INSTRUCTIONS FOR THE TASK:
Pull every line holding the word "Micr" out of the data and copy it.

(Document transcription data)

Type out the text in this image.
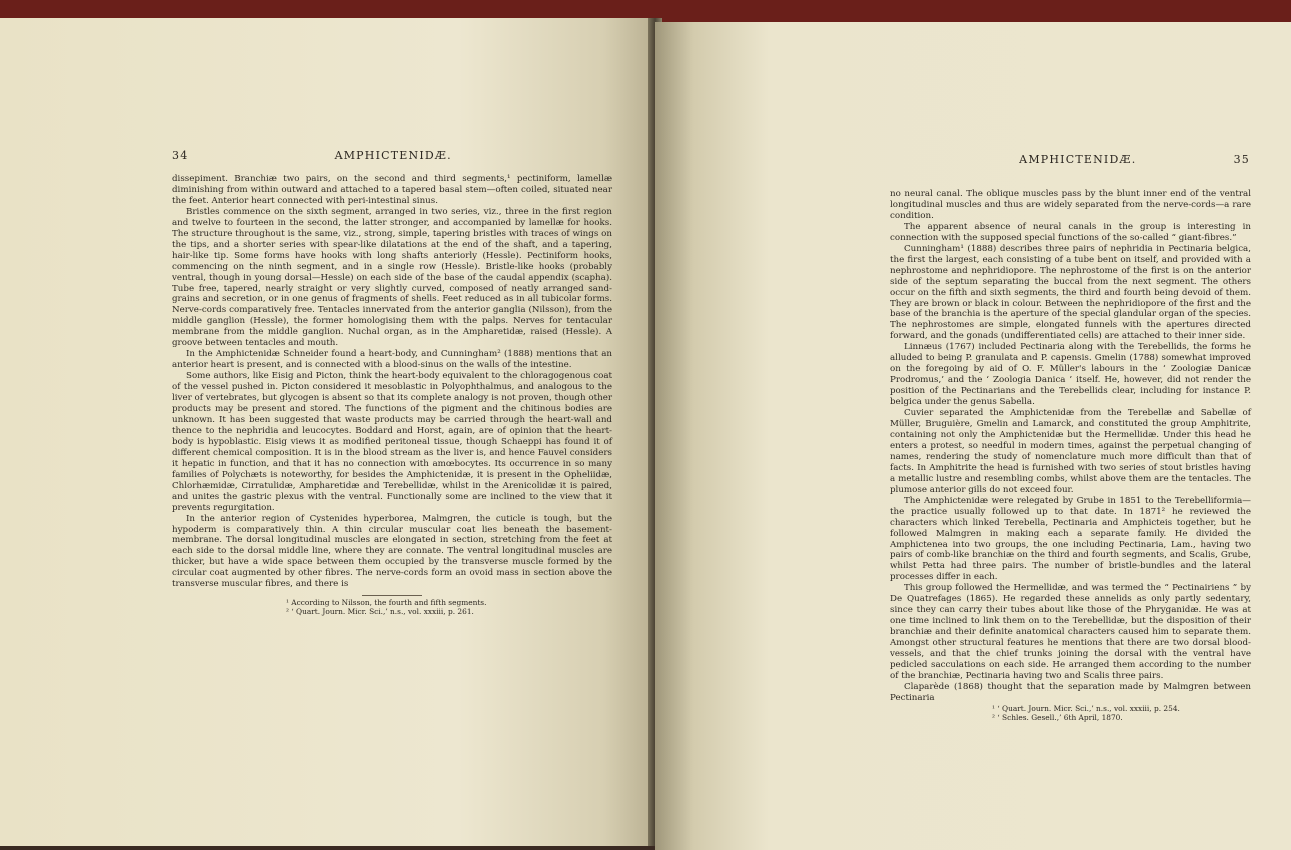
34	AMPHICTENIDÆ.

dissepiment. Branchiæ two pairs, on the second and third segments,¹ pectiniform, lamellæ diminishing from within outward and attached to a tapered basal stem—often coiled, situated near the feet. Anterior heart connected with peri-intestinal sinus.

Bristles commence on the sixth segment, arranged in two series, viz., three in the first region and twelve to fourteen in the second, the latter stronger, and accompanied by lamellæ for hooks. The structure throughout is the same, viz., strong, simple, tapering bristles with traces of wings on the tips, and a shorter series with spear-like dilatations at the end of the shaft, and a tapering, hair-like tip. Some forms have hooks with long shafts anteriorly (Hessle). Pectiniform hooks, commencing on the ninth segment, and in a single row (Hessle). Bristle-like hooks (probably ventral, though in young dorsal—Hessle) on each side of the base of the caudal appendix (scapha). Tube free, tapered, nearly straight or very slightly curved, composed of neatly arranged sand-grains and secretion, or in one genus of fragments of shells. Feet reduced as in all tubicolar forms. Nerve-cords comparatively free. Tentacles innervated from the anterior ganglia (Nilsson), from the middle ganglion (Hessle), the former homologising them with the palps. Nerves for tentacular membrane from the middle ganglion. Nuchal organ, as in the Ampharetidæ, raised (Hessle). A groove between tentacles and mouth.

In the Amphictenidæ Schneider found a heart-body, and Cunningham² (1888) mentions that an anterior heart is present, and is connected with a blood-sinus on the walls of the intestine.

Some authors, like Eisig and Picton, think the heart-body equivalent to the chloragogenous coat of the vessel pushed in. Picton considered it mesoblastic in Polyophthalmus, and analogous to the liver of vertebrates, but glycogen is absent so that its complete analogy is not proven, though other products may be present and stored. The functions of the pigment and the chitinous bodies are unknown. It has been suggested that waste products may be carried through the heart-wall and thence to the nephridia and leucocytes. Boddard and Horst, again, are of opinion that the heart-body is hypoblastic. Eisig views it as modified peritoneal tissue, though Schaeppi has found it of different chemical composition. It is in the blood stream as the liver is, and hence Fauvel considers it hepatic in function, and that it has no connection with amœbocytes. Its occurrence in so many families of Polychæts is noteworthy, for besides the Amphictenidæ, it is present in the Opheliidæ, Chlorhæmidæ, Cirratulidæ, Ampharetidæ and Terebellidæ, whilst in the Arenicolidæ it is paired, and unites the gastric plexus with the ventral. Functionally some are inclined to the view that it prevents regurgitation.

In the anterior region of Cystenides hyperborea, Malmgren, the cuticle is tough, but the hypoderm is comparatively thin. A thin circular muscular coat lies beneath the basement-membrane. The dorsal longitudinal muscles are elongated in section, stretching from the feet at each side to the dorsal middle line, where they are connate. The ventral longitudinal muscles are thicker, but have a wide space between them occupied by the transverse muscle formed by the circular coat augmented by other fibres. The nerve-cords form an ovoid mass in section above the transverse muscular fibres, and there is

¹ According to Nilsson, the fourth and fifth segments.

² ‘ Quart. Journ. Micr. Sci.,’ n.s., vol. xxxiii, p. 261.

AMPHICTENIDÆ.	35

no neural canal. The oblique muscles pass by the blunt inner end of the ventral longitudinal muscles and thus are widely separated from the nerve-cords—a rare condition.

The apparent absence of neural canals in the group is interesting in connection with the supposed special functions of the so-called “ giant-fibres.”

Cunningham¹ (1888) describes three pairs of nephridia in Pectinaria belgica, the first the largest, each consisting of a tube bent on itself, and provided with a nephrostome and nephridiopore. The nephrostome of the first is on the anterior side of the septum separating the buccal from the next segment. The others occur on the fifth and sixth segments, the third and fourth being devoid of them. They are brown or black in colour. Between the nephridiopore of the first and the base of the branchia is the aperture of the special glandular organ of the species. The nephrostomes are simple, elongated funnels with the apertures directed forward, and the gonads (undifferentiated cells) are attached to their inner side.

Linnæus (1767) included Pectinaria along with the Terebellids, the forms he alluded to being P. granulata and P. capensis. Gmelin (1788) somewhat improved on the foregoing by aid of O. F. Müller's labours in the ‘ Zoologiæ Danicæ Prodromus,’ and the ‘ Zoologia Danica ’ itself. He, however, did not render the position of the Pectinarians and the Terebellids clear, including for instance P. belgica under the genus Sabella.

Cuvier separated the Amphictenidæ from the Terebellæ and Sabellæ of Müller, Bruguière, Gmelin and Lamarck, and constituted the group Amphitrite, containing not only the Amphictenidæ but the Hermellidæ. Under this head he enters a protest, so needful in modern times, against the perpetual changing of names, rendering the study of nomenclature much more difficult than that of facts. In Amphitrite the head is furnished with two series of stout bristles having a metallic lustre and resembling combs, whilst above them are the tentacles. The plumose anterior gills do not exceed four.

The Amphictenidæ were relegated by Grube in 1851 to the Terebelliformia—the practice usually followed up to that date. In 1871² he reviewed the characters which linked Terebella, Pectinaria and Amphicteis together, but he followed Malmgren in making each a separate family. He divided the Amphictenea into two groups, the one including Pectinaria, Lam., having two pairs of comb-like branchiæ on the third and fourth segments, and Scalis, Grube, whilst Petta had three pairs. The number of bristle-bundles and the lateral processes differ in each.

This group followed the Hermellidæ, and was termed the “ Pectinairiens ” by De Quatrefages (1865). He regarded these annelids as only partly sedentary, since they can carry their tubes about like those of the Phryganidæ. He was at one time inclined to link them on to the Terebellidæ, but the disposition of their branchiæ and their definite anatomical characters caused him to separate them. Amongst other structural features he mentions that there are two dorsal blood-vessels, and that the chief trunks joining the dorsal with the ventral have pedicled sacculations on each side. He arranged them according to the number of the branchiæ, Pectinaria having two and Scalis three pairs.

Claparède (1868) thought that the separation made by Malmgren between Pectinaria

¹ ‘ Quart. Journ. Micr. Sci.,’ n.s., vol. xxxiii, p. 254.

² ‘ Schles. Gesell.,’ 6th April, 1870.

WRITTEN RESPONSE:
² ‘ Quart. Journ. Micr. Sci.,’ n.s., vol. xxxiii, p. 261.
¹ ‘ Quart. Journ. Micr. Sci.,’ n.s., vol. xxxiii, p. 254.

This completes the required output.